### WORK REQUIRED
Drop all pictures and repeat exactly the lines from the line holding "Read this page and output its text content." through the end of the records.

### GIVEN DATA ###

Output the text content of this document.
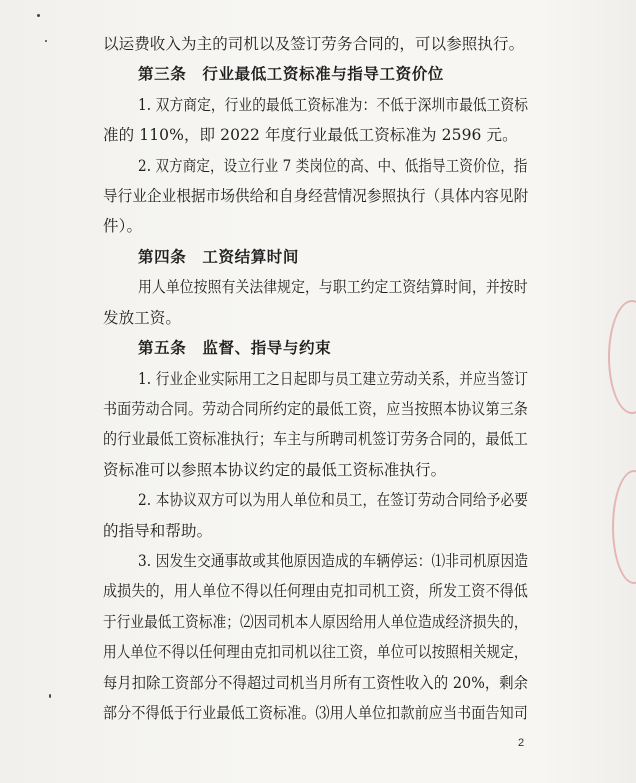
以运费收入为主的司机以及签订劳务合同的，可以参照执行。
第三条　行业最低工资标准与指导工资价位
1. 双方商定，行业的最低工资标准为：不低于深圳市最低工资标
准的 110%，即 2022 年度行业最低工资标准为 2596 元。
2. 双方商定，设立行业 7 类岗位的高、中、低指导工资价位，指
导行业企业根据市场供给和自身经营情况参照执行（具体内容见附
件）。
第四条　工资结算时间
用人单位按照有关法律规定，与职工约定工资结算时间，并按时
发放工资。
第五条　监督、指导与约束
1. 行业企业实际用工之日起即与员工建立劳动关系，并应当签订
书面劳动合同。劳动合同所约定的最低工资，应当按照本协议第三条
的行业最低工资标准执行；车主与所聘司机签订劳务合同的，最低工
资标准可以参照本协议约定的最低工资标准执行。
2. 本协议双方可以为用人单位和员工，在签订劳动合同给予必要
的指导和帮助。
3. 因发生交通事故或其他原因造成的车辆停运：⑴非司机原因造
成损失的，用人单位不得以任何理由克扣司机工资，所发工资不得低
于行业最低工资标准；⑵因司机本人原因给用人单位造成经济损失的，
用人单位不得以任何理由克扣司机以往工资，单位可以按照相关规定，
每月扣除工资部分不得超过司机当月所有工资性收入的 20%，剩余
部分不得低于行业最低工资标准。⑶用人单位扣款前应当书面告知司
2
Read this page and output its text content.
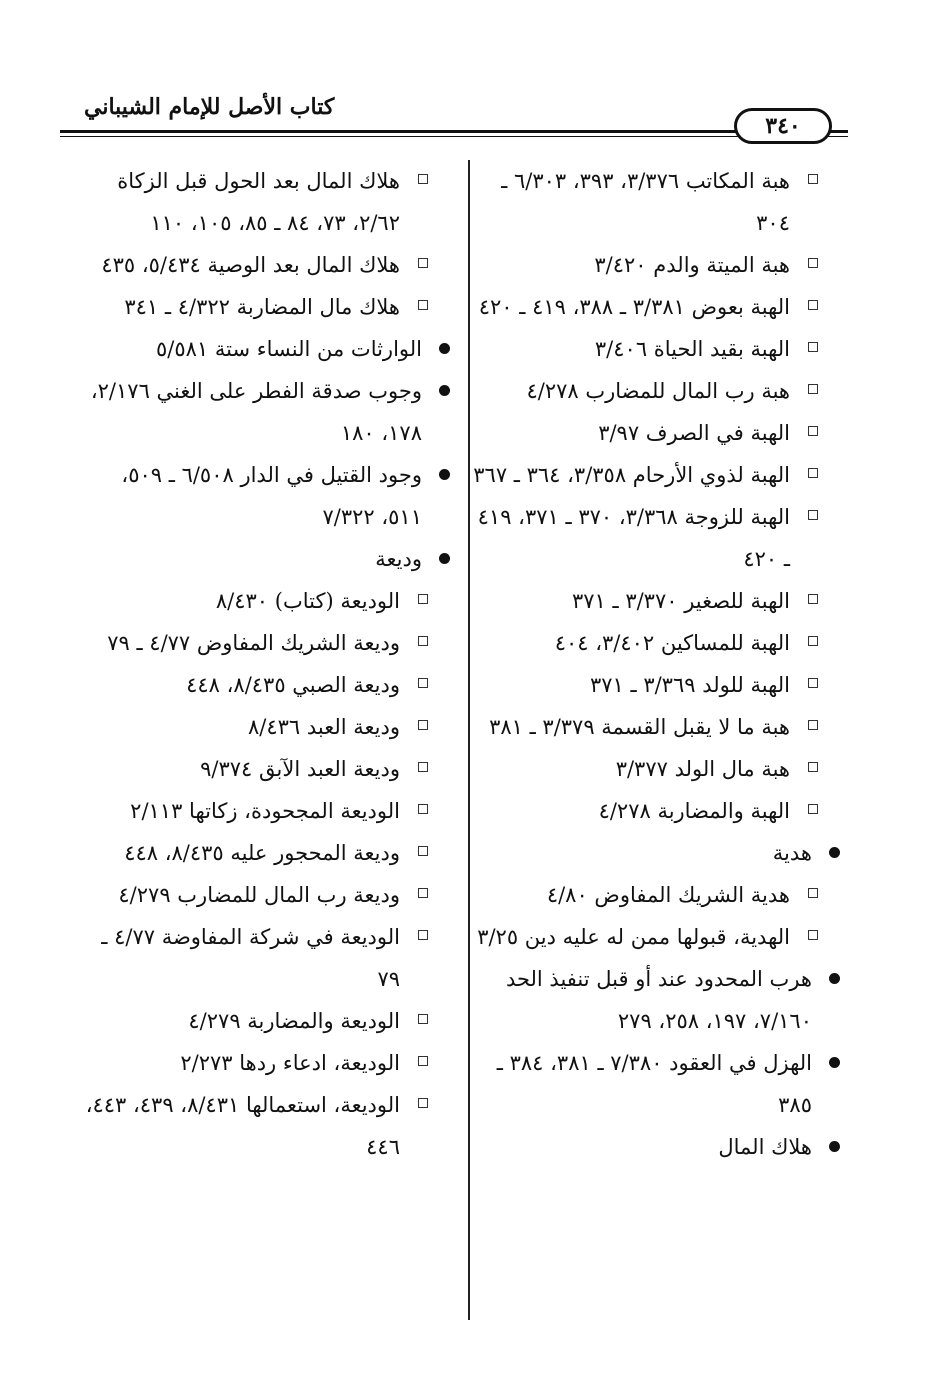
كتاب الأصل للإمام الشيباني
٣٤٠
هبة المكاتب ٣/٣٧٦، ٣٩٣، ٦/٣٠٣ ـ ٣٠٤
هبة الميتة والدم ٣/٤٢٠
الهبة بعوض ٣/٣٨١ ـ ٣٨٨، ٤١٩ ـ ٤٢٠
الهبة بقيد الحياة ٣/٤٠٦
هبة رب المال للمضارب ٤/٢٧٨
الهبة في الصرف ٣/٩٧
الهبة لذوي الأرحام ٣/٣٥٨، ٣٦٤ ـ ٣٦٧
الهبة للزوجة ٣/٣٦٨، ٣٧٠ ـ ٣٧١، ٤١٩ ـ ٤٢٠
الهبة للصغير ٣/٣٧٠ ـ ٣٧١
الهبة للمساكين ٣/٤٠٢، ٤٠٤
الهبة للولد ٣/٣٦٩ ـ ٣٧١
هبة ما لا يقبل القسمة ٣/٣٧٩ ـ ٣٨١
هبة مال الولد ٣/٣٧٧
الهبة والمضاربة ٤/٢٧٨
هدية
هدية الشريك المفاوض ٤/٨٠
الهدية، قبولها ممن له عليه دين ٣/٢٥
هرب المحدود عند أو قبل تنفيذ الحد ٧/١٦٠، ١٩٧، ٢٥٨، ٢٧٩
الهزل في العقود ٧/٣٨٠ ـ ٣٨١، ٣٨٤ ـ ٣٨٥
هلاك المال
هلاك المال بعد الحول قبل الزكاة ٢/٦٢، ٧٣، ٨٤ ـ ٨٥، ١٠٥، ١١٠
هلاك المال بعد الوصية ٥/٤٣٤، ٤٣٥
هلاك مال المضاربة ٤/٣٢٢ ـ ٣٤١
الوارثات من النساء ستة ٥/٥٨١
وجوب صدقة الفطر على الغني ٢/١٧٦، ١٧٨، ١٨٠
وجود القتيل في الدار ٦/٥٠٨ ـ ٥٠٩، ٥١١، ٧/٣٢٢
وديعة
الوديعة (كتاب) ٨/٤٣٠
وديعة الشريك المفاوض ٤/٧٧ ـ ٧٩
وديعة الصبي ٨/٤٣٥، ٤٤٨
وديعة العبد ٨/٤٣٦
وديعة العبد الآبق ٩/٣٧٤
الوديعة المجحودة، زكاتها ٢/١١٣
وديعة المحجور عليه ٨/٤٣٥، ٤٤٨
وديعة رب المال للمضارب ٤/٢٧٩
الوديعة في شركة المفاوضة ٤/٧٧ ـ ٧٩
الوديعة والمضاربة ٤/٢٧٩
الوديعة، ادعاء ردها ٢/٢٧٣
الوديعة، استعمالها ٨/٤٣١، ٤٣٩، ٤٤٣، ٤٤٦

###

### ANSWER TO THIS EXERCISE
Read this page and output its text content.
كتاب الأصل للإمام الشيباني
٣٤٠
هبة المكاتب ٣/٣٧٦، ٣٩٣، ٦/٣٠٣ ـ ٣٠٤
هبة الميتة والدم ٣/٤٢٠
الهبة بعوض ٣/٣٨١ ـ ٣٨٨، ٤١٩ ـ ٤٢٠
الهبة بقيد الحياة ٣/٤٠٦
هبة رب المال للمضارب ٤/٢٧٨
الهبة في الصرف ٣/٩٧
الهبة لذوي الأرحام ٣/٣٥٨، ٣٦٤ ـ ٣٦٧
الهبة للزوجة ٣/٣٦٨، ٣٧٠ ـ ٣٧١، ٤١٩ ـ ٤٢٠
الهبة للصغير ٣/٣٧٠ ـ ٣٧١
الهبة للمساكين ٣/٤٠٢، ٤٠٤
الهبة للولد ٣/٣٦٩ ـ ٣٧١
هبة ما لا يقبل القسمة ٣/٣٧٩ ـ ٣٨١
هبة مال الولد ٣/٣٧٧
الهبة والمضاربة ٤/٢٧٨
هدية
هدية الشريك المفاوض ٤/٨٠
الهدية، قبولها ممن له عليه دين ٣/٢٥
هرب المحدود عند أو قبل تنفيذ الحد ٧/١٦٠، ١٩٧، ٢٥٨، ٢٧٩
الهزل في العقود ٧/٣٨٠ ـ ٣٨١، ٣٨٤ ـ ٣٨٥
هلاك المال
هلاك المال بعد الحول قبل الزكاة ٢/٦٢، ٧٣، ٨٤ ـ ٨٥، ١٠٥، ١١٠
هلاك المال بعد الوصية ٥/٤٣٤، ٤٣٥
هلاك مال المضاربة ٤/٣٢٢ ـ ٣٤١
الوارثات من النساء ستة ٥/٥٨١
وجوب صدقة الفطر على الغني ٢/١٧٦، ١٧٨، ١٨٠
وجود القتيل في الدار ٦/٥٠٨ ـ ٥٠٩، ٥١١، ٧/٣٢٢
وديعة
الوديعة (كتاب) ٨/٤٣٠
وديعة الشريك المفاوض ٤/٧٧ ـ ٧٩
وديعة الصبي ٨/٤٣٥، ٤٤٨
وديعة العبد ٨/٤٣٦
وديعة العبد الآبق ٩/٣٧٤
الوديعة المجحودة، زكاتها ٢/١١٣
وديعة المحجور عليه ٨/٤٣٥، ٤٤٨
وديعة رب المال للمضارب ٤/٢٧٩
الوديعة في شركة المفاوضة ٤/٧٧ ـ ٧٩
الوديعة والمضاربة ٤/٢٧٩
الوديعة، ادعاء ردها ٢/٢٧٣
الوديعة، استعمالها ٨/٤٣١، ٤٣٩، ٤٤٣، ٤٤٦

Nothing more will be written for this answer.